| Written request |
Copy each line of the listing below exactly.

| Data in this exercise |
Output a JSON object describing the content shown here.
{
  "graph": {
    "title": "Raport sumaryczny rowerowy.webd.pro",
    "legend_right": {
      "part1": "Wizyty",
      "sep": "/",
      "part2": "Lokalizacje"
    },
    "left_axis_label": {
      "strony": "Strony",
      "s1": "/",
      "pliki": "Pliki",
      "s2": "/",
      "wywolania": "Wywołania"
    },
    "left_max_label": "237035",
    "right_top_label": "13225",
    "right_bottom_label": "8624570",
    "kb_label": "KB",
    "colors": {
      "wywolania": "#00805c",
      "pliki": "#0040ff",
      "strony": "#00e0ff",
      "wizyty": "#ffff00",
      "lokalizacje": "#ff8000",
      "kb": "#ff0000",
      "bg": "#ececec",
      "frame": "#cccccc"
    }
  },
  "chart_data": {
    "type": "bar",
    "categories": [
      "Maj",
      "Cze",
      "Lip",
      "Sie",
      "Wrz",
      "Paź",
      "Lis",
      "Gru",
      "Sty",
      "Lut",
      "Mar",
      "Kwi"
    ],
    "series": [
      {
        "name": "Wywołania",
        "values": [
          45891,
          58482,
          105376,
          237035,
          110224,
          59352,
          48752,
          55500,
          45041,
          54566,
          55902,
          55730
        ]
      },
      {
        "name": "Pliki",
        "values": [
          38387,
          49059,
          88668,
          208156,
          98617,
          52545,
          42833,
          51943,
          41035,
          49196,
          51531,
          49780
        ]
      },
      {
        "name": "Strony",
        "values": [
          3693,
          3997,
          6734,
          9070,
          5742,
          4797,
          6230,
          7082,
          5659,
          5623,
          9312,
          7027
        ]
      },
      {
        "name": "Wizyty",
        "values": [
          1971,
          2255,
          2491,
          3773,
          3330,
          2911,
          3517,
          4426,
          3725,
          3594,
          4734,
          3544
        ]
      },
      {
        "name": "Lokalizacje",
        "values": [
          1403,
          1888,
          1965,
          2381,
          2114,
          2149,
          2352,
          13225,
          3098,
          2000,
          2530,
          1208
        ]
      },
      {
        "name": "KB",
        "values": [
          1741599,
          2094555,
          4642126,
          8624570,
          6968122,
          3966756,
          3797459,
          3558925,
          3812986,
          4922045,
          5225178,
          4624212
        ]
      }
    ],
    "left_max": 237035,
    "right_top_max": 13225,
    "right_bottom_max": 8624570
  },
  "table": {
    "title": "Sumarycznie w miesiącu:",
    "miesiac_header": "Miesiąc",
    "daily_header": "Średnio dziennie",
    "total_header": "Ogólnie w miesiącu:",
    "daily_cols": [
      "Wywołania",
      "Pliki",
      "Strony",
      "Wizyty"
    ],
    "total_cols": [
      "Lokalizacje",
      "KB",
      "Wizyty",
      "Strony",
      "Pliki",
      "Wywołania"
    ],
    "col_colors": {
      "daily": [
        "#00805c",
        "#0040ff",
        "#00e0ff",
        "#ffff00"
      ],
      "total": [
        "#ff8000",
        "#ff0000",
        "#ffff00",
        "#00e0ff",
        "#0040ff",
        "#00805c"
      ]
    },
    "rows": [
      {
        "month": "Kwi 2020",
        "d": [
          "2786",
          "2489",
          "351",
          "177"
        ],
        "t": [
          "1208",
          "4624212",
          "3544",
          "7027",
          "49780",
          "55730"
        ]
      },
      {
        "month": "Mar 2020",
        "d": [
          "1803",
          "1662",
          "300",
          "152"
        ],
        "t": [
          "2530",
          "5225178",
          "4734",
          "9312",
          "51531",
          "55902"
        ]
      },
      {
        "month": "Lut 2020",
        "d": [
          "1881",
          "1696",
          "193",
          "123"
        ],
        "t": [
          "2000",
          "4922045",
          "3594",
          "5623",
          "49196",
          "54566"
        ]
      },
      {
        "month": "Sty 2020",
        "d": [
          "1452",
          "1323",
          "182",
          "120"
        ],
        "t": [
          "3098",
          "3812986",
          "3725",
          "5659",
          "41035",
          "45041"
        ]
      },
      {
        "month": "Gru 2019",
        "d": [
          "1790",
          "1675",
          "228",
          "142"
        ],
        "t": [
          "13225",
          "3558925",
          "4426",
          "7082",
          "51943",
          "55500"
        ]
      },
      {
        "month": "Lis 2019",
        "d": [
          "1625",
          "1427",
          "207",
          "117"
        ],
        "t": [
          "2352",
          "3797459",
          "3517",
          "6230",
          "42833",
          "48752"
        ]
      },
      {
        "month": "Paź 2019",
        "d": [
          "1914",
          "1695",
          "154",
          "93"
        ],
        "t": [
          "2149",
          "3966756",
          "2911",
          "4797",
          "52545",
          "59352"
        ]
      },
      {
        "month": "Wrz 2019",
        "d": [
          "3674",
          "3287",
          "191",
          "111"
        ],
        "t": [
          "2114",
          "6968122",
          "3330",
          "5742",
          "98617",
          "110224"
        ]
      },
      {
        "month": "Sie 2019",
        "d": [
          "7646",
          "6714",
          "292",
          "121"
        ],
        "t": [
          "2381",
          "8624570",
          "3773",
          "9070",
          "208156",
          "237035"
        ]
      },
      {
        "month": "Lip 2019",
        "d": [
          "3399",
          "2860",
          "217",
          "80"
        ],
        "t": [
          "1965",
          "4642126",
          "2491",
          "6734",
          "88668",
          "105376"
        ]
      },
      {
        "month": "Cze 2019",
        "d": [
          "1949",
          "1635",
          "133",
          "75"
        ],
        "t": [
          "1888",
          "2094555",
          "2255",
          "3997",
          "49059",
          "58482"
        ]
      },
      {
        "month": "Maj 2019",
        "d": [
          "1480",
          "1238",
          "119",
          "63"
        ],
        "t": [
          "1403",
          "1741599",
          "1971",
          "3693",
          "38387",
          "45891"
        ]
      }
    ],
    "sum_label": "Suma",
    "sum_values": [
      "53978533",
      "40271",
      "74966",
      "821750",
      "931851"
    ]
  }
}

| Completed task |
Output a JSON object describing the content shown here.
{
  "graph": {
    "title": "Raport sumaryczny rowerowy.webd.pro",
    "legend_right": {
      "part1": "Wizyty",
      "sep": "/",
      "part2": "Lokalizacje"
    },
    "left_axis_label": {
      "strony": "Strony",
      "s1": "/",
      "pliki": "Pliki",
      "s2": "/",
      "wywolania": "Wywołania"
    },
    "left_max_label": "237035",
    "right_top_label": "13225",
    "right_bottom_label": "8624570",
    "kb_label": "KB",
    "colors": {
      "wywolania": "#00805c",
      "pliki": "#0040ff",
      "strony": "#00e0ff",
      "wizyty": "#ffff00",
      "lokalizacje": "#ff8000",
      "kb": "#ff0000",
      "bg": "#ececec",
      "frame": "#cccccc"
    }
  },
  "chart_data": {
    "type": "bar",
    "categories": [
      "Maj",
      "Cze",
      "Lip",
      "Sie",
      "Wrz",
      "Paź",
      "Lis",
      "Gru",
      "Sty",
      "Lut",
      "Mar",
      "Kwi"
    ],
    "series": [
      {
        "name": "Wywołania",
        "values": [
          45891,
          58482,
          105376,
          237035,
          110224,
          59352,
          48752,
          55500,
          45041,
          54566,
          55902,
          55730
        ]
      },
      {
        "name": "Pliki",
        "values": [
          38387,
          49059,
          88668,
          208156,
          98617,
          52545,
          42833,
          51943,
          41035,
          49196,
          51531,
          49780
        ]
      },
      {
        "name": "Strony",
        "values": [
          3693,
          3997,
          6734,
          9070,
          5742,
          4797,
          6230,
          7082,
          5659,
          5623,
          9312,
          7027
        ]
      },
      {
        "name": "Wizyty",
        "values": [
          1971,
          2255,
          2491,
          3773,
          3330,
          2911,
          3517,
          4426,
          3725,
          3594,
          4734,
          3544
        ]
      },
      {
        "name": "Lokalizacje",
        "values": [
          1403,
          1888,
          1965,
          2381,
          2114,
          2149,
          2352,
          13225,
          3098,
          2000,
          2530,
          1208
        ]
      },
      {
        "name": "KB",
        "values": [
          1741599,
          2094555,
          4642126,
          8624570,
          6968122,
          3966756,
          3797459,
          3558925,
          3812986,
          4922045,
          5225178,
          4624212
        ]
      }
    ],
    "left_max": 237035,
    "right_top_max": 13225,
    "right_bottom_max": 8624570
  },
  "table": {
    "title": "Sumarycznie w miesiącu:",
    "miesiac_header": "Miesiąc",
    "daily_header": "Średnio dziennie",
    "total_header": "Ogólnie w miesiącu:",
    "daily_cols": [
      "Wywołania",
      "Pliki",
      "Strony",
      "Wizyty"
    ],
    "total_cols": [
      "Lokalizacje",
      "KB",
      "Wizyty",
      "Strony",
      "Pliki",
      "Wywołania"
    ],
    "col_colors": {
      "daily": [
        "#00805c",
        "#0040ff",
        "#00e0ff",
        "#ffff00"
      ],
      "total": [
        "#ff8000",
        "#ff0000",
        "#ffff00",
        "#00e0ff",
        "#0040ff",
        "#00805c"
      ]
    },
    "rows": [
      {
        "month": "Kwi 2020",
        "d": [
          "2786",
          "2489",
          "351",
          "177"
        ],
        "t": [
          "1208",
          "4624212",
          "3544",
          "7027",
          "49780",
          "55730"
        ]
      },
      {
        "month": "Mar 2020",
        "d": [
          "1803",
          "1662",
          "300",
          "152"
        ],
        "t": [
          "2530",
          "5225178",
          "4734",
          "9312",
          "51531",
          "55902"
        ]
      },
      {
        "month": "Lut 2020",
        "d": [
          "1881",
          "1696",
          "193",
          "123"
        ],
        "t": [
          "2000",
          "4922045",
          "3594",
          "5623",
          "49196",
          "54566"
        ]
      },
      {
        "month": "Sty 2020",
        "d": [
          "1452",
          "1323",
          "182",
          "120"
        ],
        "t": [
          "3098",
          "3812986",
          "3725",
          "5659",
          "41035",
          "45041"
        ]
      },
      {
        "month": "Gru 2019",
        "d": [
          "1790",
          "1675",
          "228",
          "142"
        ],
        "t": [
          "13225",
          "3558925",
          "4426",
          "7082",
          "51943",
          "55500"
        ]
      },
      {
        "month": "Lis 2019",
        "d": [
          "1625",
          "1427",
          "207",
          "117"
        ],
        "t": [
          "2352",
          "3797459",
          "3517",
          "6230",
          "42833",
          "48752"
        ]
      },
      {
        "month": "Paź 2019",
        "d": [
          "1914",
          "1695",
          "154",
          "93"
        ],
        "t": [
          "2149",
          "3966756",
          "2911",
          "4797",
          "52545",
          "59352"
        ]
      },
      {
        "month": "Wrz 2019",
        "d": [
          "3674",
          "3287",
          "191",
          "111"
        ],
        "t": [
          "2114",
          "6968122",
          "3330",
          "5742",
          "98617",
          "110224"
        ]
      },
      {
        "month": "Sie 2019",
        "d": [
          "7646",
          "6714",
          "292",
          "121"
        ],
        "t": [
          "2381",
          "8624570",
          "3773",
          "9070",
          "208156",
          "237035"
        ]
      },
      {
        "month": "Lip 2019",
        "d": [
          "3399",
          "2860",
          "217",
          "80"
        ],
        "t": [
          "1965",
          "4642126",
          "2491",
          "6734",
          "88668",
          "105376"
        ]
      },
      {
        "month": "Cze 2019",
        "d": [
          "1949",
          "1635",
          "133",
          "75"
        ],
        "t": [
          "1888",
          "2094555",
          "2255",
          "3997",
          "49059",
          "58482"
        ]
      },
      {
        "month": "Maj 2019",
        "d": [
          "1480",
          "1238",
          "119",
          "63"
        ],
        "t": [
          "1403",
          "1741599",
          "1971",
          "3693",
          "38387",
          "45891"
        ]
      }
    ],
    "sum_label": "Suma",
    "sum_values": [
      "53978533",
      "40271",
      "74966",
      "821750",
      "931851"
    ]
  }
}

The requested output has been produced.